**Given information:**
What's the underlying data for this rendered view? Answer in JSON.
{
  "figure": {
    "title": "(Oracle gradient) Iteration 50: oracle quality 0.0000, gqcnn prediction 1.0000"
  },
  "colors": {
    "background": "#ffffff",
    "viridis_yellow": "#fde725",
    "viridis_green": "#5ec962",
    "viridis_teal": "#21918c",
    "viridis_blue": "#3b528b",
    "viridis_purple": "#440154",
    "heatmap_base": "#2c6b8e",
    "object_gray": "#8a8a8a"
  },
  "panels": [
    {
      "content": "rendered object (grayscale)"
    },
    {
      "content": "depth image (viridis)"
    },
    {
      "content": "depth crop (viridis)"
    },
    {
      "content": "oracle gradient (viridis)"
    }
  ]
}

**Short exercise:** Give back only a number, the number of lines where the string "content" occurs.

**Expected answer:** 4